GIVEN ENTRIES:

......

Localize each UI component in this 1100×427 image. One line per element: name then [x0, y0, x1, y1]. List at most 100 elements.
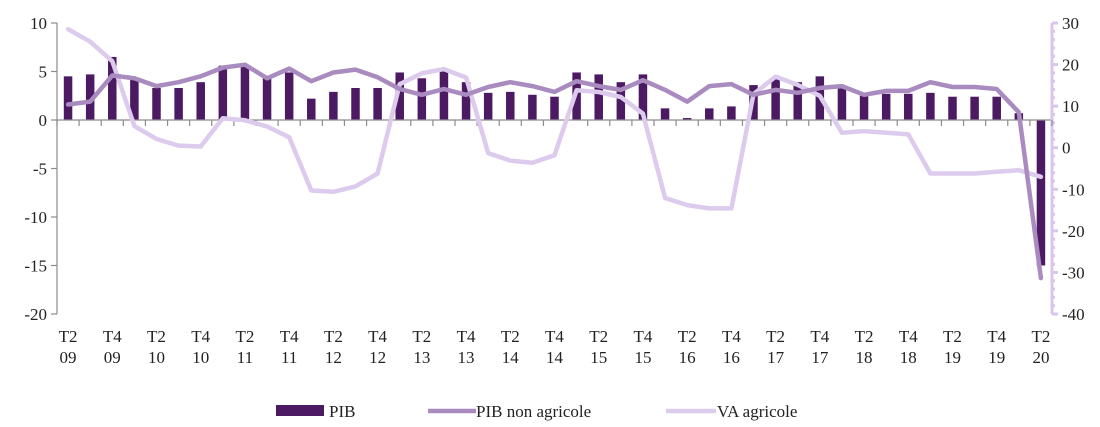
- va-agricole-line: [65, 26, 1044, 211]
- x-tick-label-quarter: T4: [457, 327, 476, 346]
- legend-label-pib-non-agricole: PIB non agricole: [476, 402, 591, 421]
- pib-bar: [926, 92, 935, 120]
- x-tick-label-quarter: T2: [235, 327, 254, 346]
- x-tick-label-year: 12: [369, 348, 386, 367]
- left-y-tick-label: -10: [24, 208, 47, 227]
- pib-bar: [705, 108, 714, 120]
- x-tick-label-quarter: T4: [633, 327, 652, 346]
- pib-bar: [395, 72, 404, 120]
- x-tick-label-year: 17: [767, 348, 785, 367]
- pib-bar: [284, 72, 294, 120]
- x-tick-label-quarter: T4: [810, 327, 829, 346]
- x-tick-label-year: 13: [413, 348, 430, 367]
- pib-bar: [992, 96, 1001, 120]
- pib-bar: [594, 74, 603, 120]
- pib-bar: [218, 65, 228, 120]
- pib-bar: [85, 74, 95, 120]
- x-tick-label-quarter: T2: [501, 327, 520, 346]
- pib-bar: [727, 106, 736, 120]
- pib-bar: [461, 82, 471, 120]
- x-tick-label-year: 14: [546, 348, 564, 367]
- pib-bar: [351, 87, 360, 120]
- right-y-ticks: 30 20 10 0 -10 -20 -30 -40: [1052, 14, 1085, 324]
- pib-bar: [483, 92, 493, 120]
- x-tick-label-quarter: T2: [766, 327, 785, 346]
- right-y-tick-label: -20: [1062, 222, 1085, 241]
- x-tick-label-year: 12: [325, 348, 342, 367]
- axes-group: [56, 23, 1054, 314]
- x-tick-label-quarter: T4: [722, 327, 741, 346]
- pib-bar: [307, 98, 316, 120]
- x-tick-label-quarter: T2: [1031, 327, 1050, 346]
- pib-bar: [63, 76, 73, 120]
- left-y-tick-label: -5: [33, 160, 47, 179]
- pib-non-agricole-line: [65, 62, 1044, 281]
- x-tick-label-quarter: T2: [412, 327, 431, 346]
- pib-bar: [616, 82, 626, 120]
- left-y-tick-label: 0: [39, 111, 48, 130]
- x-tick-labels: T2 09 T4 09 T2 10 T4 10 T2 11 T4 11 T2 12 T4 12 T2 13 T4 13…: [59, 327, 1051, 367]
- pib-bar: [506, 91, 515, 120]
- pib-bar: [130, 79, 139, 120]
- x-tick-label-year: 16: [679, 348, 696, 367]
- x-tick-label-year: 20: [1032, 348, 1049, 367]
- pib-bar: [550, 96, 559, 120]
- x-tick-label-year: 09: [104, 348, 121, 367]
- left-y-tick-label: -15: [24, 257, 47, 276]
- pib-bar: [771, 79, 780, 120]
- x-tick-label-year: 09: [60, 348, 77, 367]
- x-tick-label-year: 19: [988, 348, 1005, 367]
- legend-swatch-pib: [276, 405, 324, 416]
- x-tick-label-quarter: T4: [987, 327, 1006, 346]
- pib-bar: [948, 96, 957, 120]
- line-series: [65, 26, 1044, 281]
- pib-bar: [793, 82, 802, 120]
- x-tick-label-quarter: T2: [59, 327, 78, 346]
- pib-bar: [196, 82, 205, 120]
- x-tick-label-quarter: T4: [368, 327, 387, 346]
- x-tick-label-quarter: T2: [678, 327, 697, 346]
- legend: PIB PIB non agricole VA agricole: [276, 402, 797, 421]
- pib-bar: [439, 71, 449, 120]
- x-tick-label-year: 16: [723, 348, 740, 367]
- pib-bar: [262, 77, 272, 120]
- left-y-ticks: 10 5 0 -5 -10 -15 -20: [24, 14, 57, 324]
- left-y-tick-label: 5: [39, 63, 48, 82]
- x-tick-label-year: 15: [590, 348, 607, 367]
- x-tick-label-year: 13: [458, 348, 475, 367]
- pib-bar: [240, 66, 250, 120]
- pib-bar: [373, 87, 382, 120]
- x-tick-label-quarter: T2: [943, 327, 962, 346]
- x-tick-label-quarter: T4: [103, 327, 122, 346]
- pib-bar: [682, 118, 692, 120]
- x-tick-label-year: 11: [237, 348, 253, 367]
- x-tick-label-year: 18: [900, 348, 917, 367]
- x-tick-label-quarter: T4: [280, 327, 299, 346]
- x-tick-label-quarter: T4: [899, 327, 918, 346]
- x-ticks: [56, 120, 1053, 126]
- right-y-tick-label: 20: [1062, 56, 1079, 75]
- pib-bar: [660, 108, 670, 120]
- pib-bar: [970, 96, 979, 120]
- x-tick-label-quarter: T4: [545, 327, 564, 346]
- pib-bar-series: [63, 56, 1046, 266]
- x-tick-label-quarter: T4: [191, 327, 210, 346]
- x-tick-label-year: 15: [634, 348, 651, 367]
- right-y-tick-label: 0: [1062, 139, 1071, 158]
- pib-bar: [417, 78, 427, 120]
- x-tick-label-quarter: T2: [589, 327, 608, 346]
- x-tick-label-year: 19: [944, 348, 961, 367]
- pib-bar: [904, 93, 913, 120]
- x-tick-label-year: 17: [811, 348, 829, 367]
- x-tick-label-quarter: T2: [147, 327, 166, 346]
- x-tick-label-year: 14: [502, 348, 520, 367]
- left-y-tick-label: -20: [24, 305, 47, 324]
- legend-label-pib: PIB: [329, 402, 355, 421]
- x-tick-label-year: 18: [856, 348, 873, 367]
- left-y-tick-label: 10: [30, 14, 47, 33]
- pib-bar: [152, 87, 161, 120]
- pib-bar: [881, 93, 891, 120]
- right-y-tick-label: -40: [1062, 305, 1085, 324]
- x-tick-label-year: 11: [281, 348, 297, 367]
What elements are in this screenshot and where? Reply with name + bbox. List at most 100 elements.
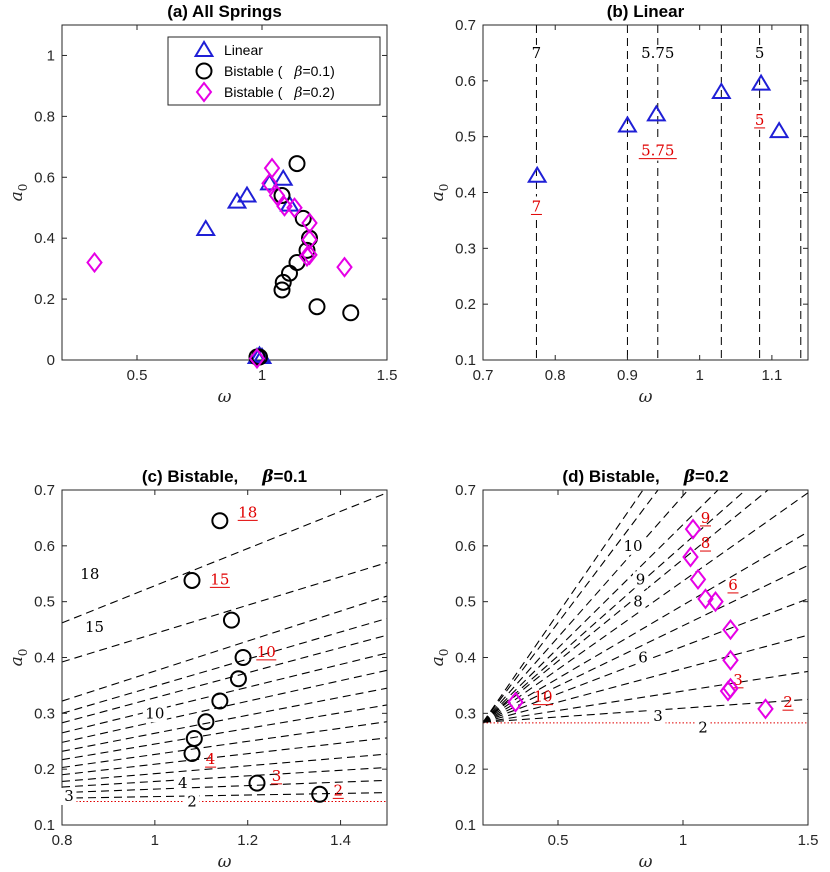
panel-d-ylabel-main: a (428, 656, 448, 666)
panel-c-ytick-label: 0.4 (34, 650, 55, 667)
panel-d-level-line (482, 634, 809, 723)
panel-a-series2-point (301, 229, 318, 251)
panel-c-level-line (61, 721, 388, 769)
panel-b-title: (b) Linear (607, 2, 685, 21)
panel-d-xtick-label: 0.5 (548, 832, 569, 849)
panel-b-label-bg (636, 44, 679, 62)
panel-c-red-label: 4 (206, 750, 216, 768)
panel-d-red-label: 9 (701, 509, 711, 527)
panel-a-series2-point (86, 251, 103, 274)
panel-b-point (768, 121, 790, 139)
panel-c-label: 18 (80, 565, 99, 583)
panel-c-red-label: 18 (238, 503, 257, 521)
panel-b-red-label: 7 (532, 197, 542, 215)
panel-d-level-line (482, 489, 769, 723)
panel-a-ytick-label: 0.4 (34, 230, 55, 247)
panel-d-label: 6 (638, 649, 648, 667)
legend-entry-1-greek: β (293, 64, 302, 80)
panel-b-label: 7 (532, 44, 542, 62)
legend-box (167, 36, 381, 106)
panel-a-series1-point (288, 254, 306, 272)
panel-d-label-bg (621, 537, 645, 555)
panel-d-ytick-label: 0.4 (455, 650, 476, 667)
panel-a-axes-frame (61, 24, 388, 361)
panel-b-label: 5.75 (641, 44, 674, 62)
panel-c-level-line (61, 766, 388, 788)
panel-c-ytick-label: 0.1 (34, 817, 55, 834)
panel-b-label-bg (752, 44, 768, 62)
panel-d-ylabel: a0 (428, 649, 451, 667)
panel-c-level-line (61, 652, 388, 734)
panel-a-ylabel-main: a (7, 191, 27, 201)
legend-entry-0: Linear (224, 42, 263, 58)
panel-d-label: 2 (698, 718, 708, 736)
panel-d-label: 9 (636, 570, 646, 588)
panel-b-ytick-label: 0.7 (455, 17, 476, 34)
panel-d-level-line (482, 489, 689, 723)
panel-c-level-line (61, 562, 388, 663)
panel-c-point (248, 774, 266, 792)
panel-a-series1-point (288, 155, 306, 173)
panel-a-xtick-label: 1.5 (377, 367, 398, 384)
panel-d-title-text: (d) Bistable, (562, 467, 659, 486)
panel-d-red-label: 10 (533, 688, 552, 706)
legend-entry-1-rest: =0.1) (302, 63, 334, 79)
panel-b-ytick-label: 0.6 (455, 73, 476, 90)
panel-b-point (527, 165, 548, 183)
panel-a-series2-point (336, 256, 353, 278)
panel-c-ytick-label: 0.3 (34, 705, 55, 722)
panel-d-level-line (482, 489, 719, 723)
panel-d-point (722, 649, 739, 671)
panel-c-label: 4 (178, 774, 188, 792)
panel-d-level-line (482, 489, 659, 723)
panel-b-xtick-label: 0.9 (617, 367, 638, 384)
panel-d-label-bg (695, 719, 711, 737)
legend-marker-2 (195, 81, 213, 103)
panel-c-xtick-label: 1.2 (237, 832, 258, 849)
panel-d-title-rest: =0.2 (695, 467, 729, 486)
panel-b-ytick-label: 0.4 (455, 185, 476, 202)
panel-c-point (234, 649, 252, 666)
panel-a-series1-point (281, 264, 298, 282)
panel-b-label-bg (528, 44, 544, 62)
panel-c-level-line (61, 595, 388, 702)
panel-a-series0-point (273, 168, 294, 186)
panel-d-level-line (482, 670, 809, 723)
panel-b-red-label-bg (751, 109, 769, 130)
panel-c-level-line (61, 704, 388, 761)
panel-b-ytick-label: 0.3 (455, 240, 476, 257)
panel-a-xlabel: ω (218, 387, 232, 407)
panel-c-label: 10 (145, 704, 164, 722)
panel-c-ylabel-sub: 0 (16, 649, 30, 657)
legend-marker-1 (195, 62, 213, 80)
panel-c-level-line (61, 792, 388, 799)
panel-d-point (697, 588, 714, 610)
panel-d-point (707, 591, 724, 613)
panel-a-ytick-label: 0.2 (34, 291, 55, 308)
panel-d-label-bg (635, 649, 651, 667)
panel-c-point (211, 692, 229, 710)
panel-c-red-label: 2 (333, 781, 343, 799)
legend-entry-1-name: Bistable ( (224, 63, 283, 79)
panel-d-title-greek: β (683, 467, 695, 487)
panel-c-title-greek: β (261, 467, 273, 487)
panel-c-label: 3 (64, 787, 74, 805)
panel-c-ytick-label: 0.2 (34, 761, 55, 778)
legend-entry-1: Bistable ( β=0.1) (224, 63, 335, 80)
panel-c-label-bg (175, 775, 191, 793)
panel-c-xtick-label: 1 (151, 832, 159, 849)
panel-d-red-label: 2 (783, 693, 793, 711)
panel-c-red-label: 3 (272, 767, 282, 785)
panel-b-red-label: 5 (755, 111, 765, 129)
panel-c-level-line (61, 779, 388, 794)
panel-c-xtick-label: 0.8 (52, 832, 73, 849)
panel-c-point (222, 611, 240, 629)
panel-a-series1-point (294, 209, 312, 227)
panel-a-ylabel: a0 (7, 184, 30, 202)
panel-a-series2-point (248, 347, 266, 370)
panel-c-point (311, 785, 329, 803)
panel-a-title: (a) All Springs (167, 2, 282, 21)
panel-c-xlabel: ω (218, 852, 232, 872)
panel-c-ytick-label: 0.6 (34, 538, 55, 555)
panel-c-label-bg (184, 793, 200, 811)
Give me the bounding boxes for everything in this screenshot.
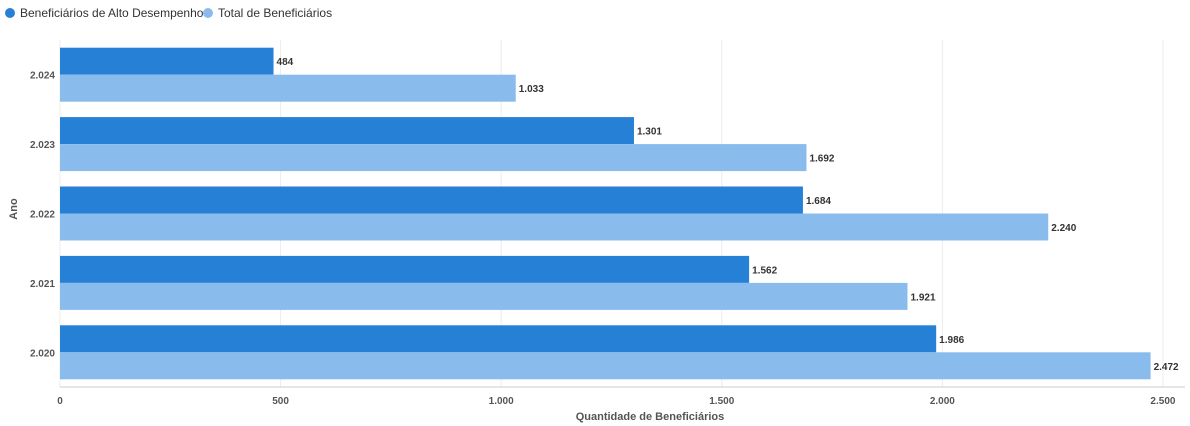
data-label: 484 bbox=[277, 57, 294, 68]
x-tick-label: 1.500 bbox=[709, 396, 734, 407]
bar-high-performance[interactable] bbox=[60, 186, 803, 214]
bars bbox=[60, 47, 1151, 380]
data-label: 1.692 bbox=[809, 154, 834, 165]
data-label: 2.240 bbox=[1051, 223, 1076, 234]
data-label: 1.562 bbox=[752, 265, 777, 276]
bar-high-performance[interactable] bbox=[60, 47, 274, 75]
y-tick-label: 2.020 bbox=[30, 348, 55, 359]
y-tick-label: 2.022 bbox=[30, 210, 55, 221]
bar-total[interactable] bbox=[60, 74, 516, 102]
bar-total[interactable] bbox=[60, 144, 807, 172]
legend-label-total[interactable]: Total de Beneficiários bbox=[218, 6, 332, 20]
data-label: 1.301 bbox=[637, 127, 662, 138]
x-tick-label: 500 bbox=[272, 396, 289, 407]
data-label: 2.472 bbox=[1154, 362, 1179, 373]
data-labels: 484 1.033 1.301 1.692 1.684 2.240 1.562 1.921 1.… bbox=[277, 57, 1180, 373]
x-tick-label: 2.000 bbox=[930, 396, 955, 407]
legend-marker-total[interactable] bbox=[203, 8, 213, 18]
x-tick-label: 2.500 bbox=[1150, 396, 1175, 407]
bar-high-performance[interactable] bbox=[60, 325, 937, 353]
data-label: 1.921 bbox=[911, 292, 936, 303]
legend: Beneficiários de Alto Desempenho Total d… bbox=[5, 6, 332, 20]
bar-total[interactable] bbox=[60, 282, 908, 310]
legend-marker-high-performance[interactable] bbox=[5, 8, 15, 18]
x-tick-label: 0 bbox=[57, 396, 63, 407]
y-tick-label: 2.021 bbox=[30, 279, 55, 290]
data-label: 1.684 bbox=[806, 196, 831, 207]
bar-high-performance[interactable] bbox=[60, 117, 634, 145]
data-label: 1.033 bbox=[519, 84, 544, 95]
y-tick-label: 2.023 bbox=[30, 140, 55, 151]
x-tick-label: 1.000 bbox=[489, 396, 514, 407]
x-axis-ticks: 0 500 1.000 1.500 2.000 2.500 bbox=[57, 396, 1176, 407]
y-axis-title: Ano bbox=[8, 198, 20, 220]
bar-total[interactable] bbox=[60, 213, 1049, 241]
y-tick-label: 2.024 bbox=[30, 71, 55, 82]
y-axis-ticks: 2.024 2.023 2.022 2.021 2.020 bbox=[30, 71, 55, 360]
bar-high-performance[interactable] bbox=[60, 255, 750, 283]
bar-total[interactable] bbox=[60, 352, 1151, 380]
x-axis-title: Quantidade de Beneficiários bbox=[576, 411, 725, 423]
data-label: 1.986 bbox=[939, 335, 964, 346]
legend-label-high-performance[interactable]: Beneficiários de Alto Desempenho bbox=[20, 6, 204, 20]
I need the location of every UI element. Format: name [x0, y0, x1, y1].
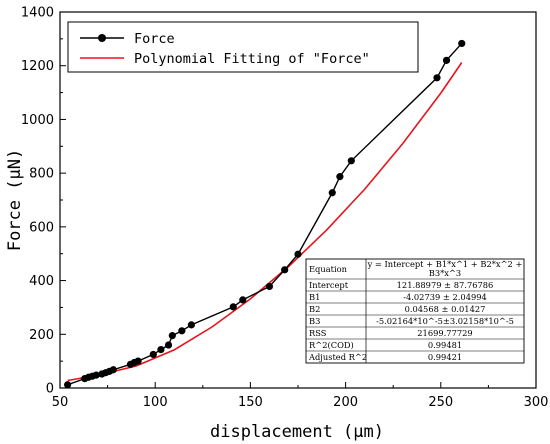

......

TASK DESCRIPTION: Write out, without any change, the part of the data that opens with the line containing "panel-d-ylabel-main: a (428, 656, 448, 666)" and closes with the line containing "legend-entry-0: Linear (224, 42, 263, 58)", including both of those lines.

RESULT OF THE EXERCISE:
panel-d-ylabel-main: a (428, 656, 448, 666)
panel-c-ytick-label: 0.4 (34, 650, 55, 667)
panel-d-level-line (482, 634, 809, 723)
panel-a-series2-point (301, 229, 318, 251)
panel-c-level-line (61, 721, 388, 769)
panel-b-title: (b) Linear (607, 2, 685, 21)
panel-d-xtick-label: 0.5 (548, 832, 569, 849)
panel-b-label-bg (636, 44, 679, 62)
panel-c-red-label: 4 (206, 750, 216, 768)
panel-d-red-label: 9 (701, 509, 711, 527)
panel-a-series2-point (86, 251, 103, 274)
panel-b-point (768, 121, 790, 139)
panel-c-label: 18 (80, 565, 99, 583)
panel-c-red-label: 18 (238, 503, 257, 521)
panel-b-red-label: 7 (532, 197, 542, 215)
panel-d-level-line (482, 489, 769, 723)
panel-a-ytick-label: 0.4 (34, 230, 55, 247)
panel-d-label: 6 (638, 649, 648, 667)
legend-entry-1-greek: β (293, 64, 302, 80)
panel-b-label: 7 (532, 44, 542, 62)
legend-box (167, 36, 381, 106)
panel-a-series1-point (288, 254, 306, 272)
panel-d-label-bg (621, 537, 645, 555)
panel-d-ytick-label: 0.4 (455, 650, 476, 667)
panel-a-axes-frame (61, 24, 388, 361)
panel-b-label: 5.75 (641, 44, 674, 62)
panel-c-level-line (61, 766, 388, 788)
panel-c-ytick-label: 0.1 (34, 817, 55, 834)
panel-b-label-bg (752, 44, 768, 62)
panel-d-ylabel: a0 (428, 649, 451, 667)
panel-c-level-line (61, 652, 388, 734)
panel-a-ylabel-main: a (7, 191, 27, 201)
legend-entry-0: Linear (224, 42, 263, 58)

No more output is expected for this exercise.